- AVAILABLE DATA -
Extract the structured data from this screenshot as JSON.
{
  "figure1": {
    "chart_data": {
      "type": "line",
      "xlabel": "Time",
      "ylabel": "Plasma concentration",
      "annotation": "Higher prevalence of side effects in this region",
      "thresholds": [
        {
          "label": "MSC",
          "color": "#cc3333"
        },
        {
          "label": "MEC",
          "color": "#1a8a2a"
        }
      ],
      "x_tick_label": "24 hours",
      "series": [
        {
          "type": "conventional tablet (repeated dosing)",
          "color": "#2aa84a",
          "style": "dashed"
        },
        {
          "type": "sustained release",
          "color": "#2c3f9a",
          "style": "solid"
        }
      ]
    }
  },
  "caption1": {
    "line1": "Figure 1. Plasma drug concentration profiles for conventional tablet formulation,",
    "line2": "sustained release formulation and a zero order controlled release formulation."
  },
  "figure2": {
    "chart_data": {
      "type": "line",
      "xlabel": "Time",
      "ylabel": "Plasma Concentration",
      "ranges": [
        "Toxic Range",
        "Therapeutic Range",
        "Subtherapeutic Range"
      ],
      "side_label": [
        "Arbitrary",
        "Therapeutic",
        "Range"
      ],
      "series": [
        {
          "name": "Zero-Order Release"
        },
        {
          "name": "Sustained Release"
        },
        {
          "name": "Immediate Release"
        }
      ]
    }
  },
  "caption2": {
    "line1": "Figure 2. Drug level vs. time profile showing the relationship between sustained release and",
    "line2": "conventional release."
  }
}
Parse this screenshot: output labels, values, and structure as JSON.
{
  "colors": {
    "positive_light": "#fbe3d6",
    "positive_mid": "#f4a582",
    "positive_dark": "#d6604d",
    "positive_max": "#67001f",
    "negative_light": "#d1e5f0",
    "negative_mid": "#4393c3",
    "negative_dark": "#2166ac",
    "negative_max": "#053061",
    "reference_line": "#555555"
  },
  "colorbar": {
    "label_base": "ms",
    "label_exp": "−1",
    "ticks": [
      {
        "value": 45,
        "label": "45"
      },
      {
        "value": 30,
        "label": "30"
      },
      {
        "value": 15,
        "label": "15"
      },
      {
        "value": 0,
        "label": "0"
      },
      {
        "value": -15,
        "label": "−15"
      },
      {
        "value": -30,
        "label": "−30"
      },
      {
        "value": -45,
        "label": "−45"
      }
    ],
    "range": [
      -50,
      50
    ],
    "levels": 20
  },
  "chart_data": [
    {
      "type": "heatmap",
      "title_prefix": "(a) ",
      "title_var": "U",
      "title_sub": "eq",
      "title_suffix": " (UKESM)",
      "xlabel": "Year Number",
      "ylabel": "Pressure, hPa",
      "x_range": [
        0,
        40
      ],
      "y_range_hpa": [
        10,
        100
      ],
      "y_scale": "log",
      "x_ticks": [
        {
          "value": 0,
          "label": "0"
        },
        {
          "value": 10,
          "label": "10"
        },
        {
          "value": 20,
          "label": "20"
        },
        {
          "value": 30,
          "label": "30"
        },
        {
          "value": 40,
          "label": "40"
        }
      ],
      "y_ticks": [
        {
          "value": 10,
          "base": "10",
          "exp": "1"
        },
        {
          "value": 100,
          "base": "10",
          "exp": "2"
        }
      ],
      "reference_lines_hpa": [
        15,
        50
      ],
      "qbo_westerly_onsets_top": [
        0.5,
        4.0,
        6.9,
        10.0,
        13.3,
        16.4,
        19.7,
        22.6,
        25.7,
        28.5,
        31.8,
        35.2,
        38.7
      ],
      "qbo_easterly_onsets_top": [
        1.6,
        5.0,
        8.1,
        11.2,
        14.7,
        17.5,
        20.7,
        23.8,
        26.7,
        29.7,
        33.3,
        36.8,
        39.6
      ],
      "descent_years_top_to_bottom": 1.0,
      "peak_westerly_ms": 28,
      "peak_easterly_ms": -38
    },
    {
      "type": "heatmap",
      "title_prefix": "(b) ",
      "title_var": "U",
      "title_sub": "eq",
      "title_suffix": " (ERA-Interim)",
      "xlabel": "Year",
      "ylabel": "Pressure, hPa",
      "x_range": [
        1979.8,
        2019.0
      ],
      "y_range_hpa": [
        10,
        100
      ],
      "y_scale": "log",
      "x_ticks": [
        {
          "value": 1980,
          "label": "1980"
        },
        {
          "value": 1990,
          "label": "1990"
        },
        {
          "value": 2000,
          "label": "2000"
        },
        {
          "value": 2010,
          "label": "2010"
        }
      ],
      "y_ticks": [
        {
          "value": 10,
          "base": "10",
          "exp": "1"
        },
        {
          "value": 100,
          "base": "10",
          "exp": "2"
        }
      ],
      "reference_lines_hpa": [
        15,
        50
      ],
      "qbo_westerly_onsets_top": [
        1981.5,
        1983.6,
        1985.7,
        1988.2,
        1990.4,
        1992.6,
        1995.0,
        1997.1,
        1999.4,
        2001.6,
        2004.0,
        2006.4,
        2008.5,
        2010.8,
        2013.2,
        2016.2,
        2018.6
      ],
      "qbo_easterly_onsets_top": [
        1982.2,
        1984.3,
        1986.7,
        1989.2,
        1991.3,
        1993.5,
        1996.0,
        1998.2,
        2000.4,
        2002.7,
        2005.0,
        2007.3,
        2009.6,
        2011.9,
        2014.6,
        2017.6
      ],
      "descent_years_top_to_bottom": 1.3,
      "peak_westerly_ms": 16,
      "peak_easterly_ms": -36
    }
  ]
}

- WHAT NEEDS TO BE DONE -
Output the data above exactly, please, line for line.

- FINAL ANSWER -
Extract the structured data from this screenshot as JSON.
{
  "figure1": {
    "chart_data": {
      "type": "line",
      "xlabel": "Time",
      "ylabel": "Plasma concentration",
      "annotation": "Higher prevalence of side effects in this region",
      "thresholds": [
        {
          "label": "MSC",
          "color": "#cc3333"
        },
        {
          "label": "MEC",
          "color": "#1a8a2a"
        }
      ],
      "x_tick_label": "24 hours",
      "series": [
        {
          "type": "conventional tablet (repeated dosing)",
          "color": "#2aa84a",
          "style": "dashed"
        },
        {
          "type": "sustained release",
          "color": "#2c3f9a",
          "style": "solid"
        }
      ]
    }
  },
  "caption1": {
    "line1": "Figure 1. Plasma drug concentration profiles for conventional tablet formulation,",
    "line2": "sustained release formulation and a zero order controlled release formulation."
  },
  "figure2": {
    "chart_data": {
      "type": "line",
      "xlabel": "Time",
      "ylabel": "Plasma Concentration",
      "ranges": [
        "Toxic Range",
        "Therapeutic Range",
        "Subtherapeutic Range"
      ],
      "side_label": [
        "Arbitrary",
        "Therapeutic",
        "Range"
      ],
      "series": [
        {
          "name": "Zero-Order Release"
        },
        {
          "name": "Sustained Release"
        },
        {
          "name": "Immediate Release"
        }
      ]
    }
  },
  "caption2": {
    "line1": "Figure 2. Drug level vs. time profile showing the relationship between sustained release and",
    "line2": "conventional release."
  }
}
Parse this screenshot: output labels, values, and structure as JSON.
{
  "colors": {
    "positive_light": "#fbe3d6",
    "positive_mid": "#f4a582",
    "positive_dark": "#d6604d",
    "positive_max": "#67001f",
    "negative_light": "#d1e5f0",
    "negative_mid": "#4393c3",
    "negative_dark": "#2166ac",
    "negative_max": "#053061",
    "reference_line": "#555555"
  },
  "colorbar": {
    "label_base": "ms",
    "label_exp": "−1",
    "ticks": [
      {
        "value": 45,
        "label": "45"
      },
      {
        "value": 30,
        "label": "30"
      },
      {
        "value": 15,
        "label": "15"
      },
      {
        "value": 0,
        "label": "0"
      },
      {
        "value": -15,
        "label": "−15"
      },
      {
        "value": -30,
        "label": "−30"
      },
      {
        "value": -45,
        "label": "−45"
      }
    ],
    "range": [
      -50,
      50
    ],
    "levels": 20
  },
  "chart_data": [
    {
      "type": "heatmap",
      "title_prefix": "(a) ",
      "title_var": "U",
      "title_sub": "eq",
      "title_suffix": " (UKESM)",
      "xlabel": "Year Number",
      "ylabel": "Pressure, hPa",
      "x_range": [
        0,
        40
      ],
      "y_range_hpa": [
        10,
        100
      ],
      "y_scale": "log",
      "x_ticks": [
        {
          "value": 0,
          "label": "0"
        },
        {
          "value": 10,
          "label": "10"
        },
        {
          "value": 20,
          "label": "20"
        },
        {
          "value": 30,
          "label": "30"
        },
        {
          "value": 40,
          "label": "40"
        }
      ],
      "y_ticks": [
        {
          "value": 10,
          "base": "10",
          "exp": "1"
        },
        {
          "value": 100,
          "base": "10",
          "exp": "2"
        }
      ],
      "reference_lines_hpa": [
        15,
        50
      ],
      "qbo_westerly_onsets_top": [
        0.5,
        4.0,
        6.9,
        10.0,
        13.3,
        16.4,
        19.7,
        22.6,
        25.7,
        28.5,
        31.8,
        35.2,
        38.7
      ],
      "qbo_easterly_onsets_top": [
        1.6,
        5.0,
        8.1,
        11.2,
        14.7,
        17.5,
        20.7,
        23.8,
        26.7,
        29.7,
        33.3,
        36.8,
        39.6
      ],
      "descent_years_top_to_bottom": 1.0,
      "peak_westerly_ms": 28,
      "peak_easterly_ms": -38
    },
    {
      "type": "heatmap",
      "title_prefix": "(b) ",
      "title_var": "U",
      "title_sub": "eq",
      "title_suffix": " (ERA-Interim)",
      "xlabel": "Year",
      "ylabel": "Pressure, hPa",
      "x_range": [
        1979.8,
        2019.0
      ],
      "y_range_hpa": [
        10,
        100
      ],
      "y_scale": "log",
      "x_ticks": [
        {
          "value": 1980,
          "label": "1980"
        },
        {
          "value": 1990,
          "label": "1990"
        },
        {
          "value": 2000,
          "label": "2000"
        },
        {
          "value": 2010,
          "label": "2010"
        }
      ],
      "y_ticks": [
        {
          "value": 10,
          "base": "10",
          "exp": "1"
        },
        {
          "value": 100,
          "base": "10",
          "exp": "2"
        }
      ],
      "reference_lines_hpa": [
        15,
        50
      ],
      "qbo_westerly_onsets_top": [
        1981.5,
        1983.6,
        1985.7,
        1988.2,
        1990.4,
        1992.6,
        1995.0,
        1997.1,
        1999.4,
        2001.6,
        2004.0,
        2006.4,
        2008.5,
        2010.8,
        2013.2,
        2016.2,
        2018.6
      ],
      "qbo_easterly_onsets_top": [
        1982.2,
        1984.3,
        1986.7,
        1989.2,
        1991.3,
        1993.5,
        1996.0,
        1998.2,
        2000.4,
        2002.7,
        2005.0,
        2007.3,
        2009.6,
        2011.9,
        2014.6,
        2017.6
      ],
      "descent_years_top_to_bottom": 1.3,
      "peak_westerly_ms": 16,
      "peak_easterly_ms": -36
    }
  ]
}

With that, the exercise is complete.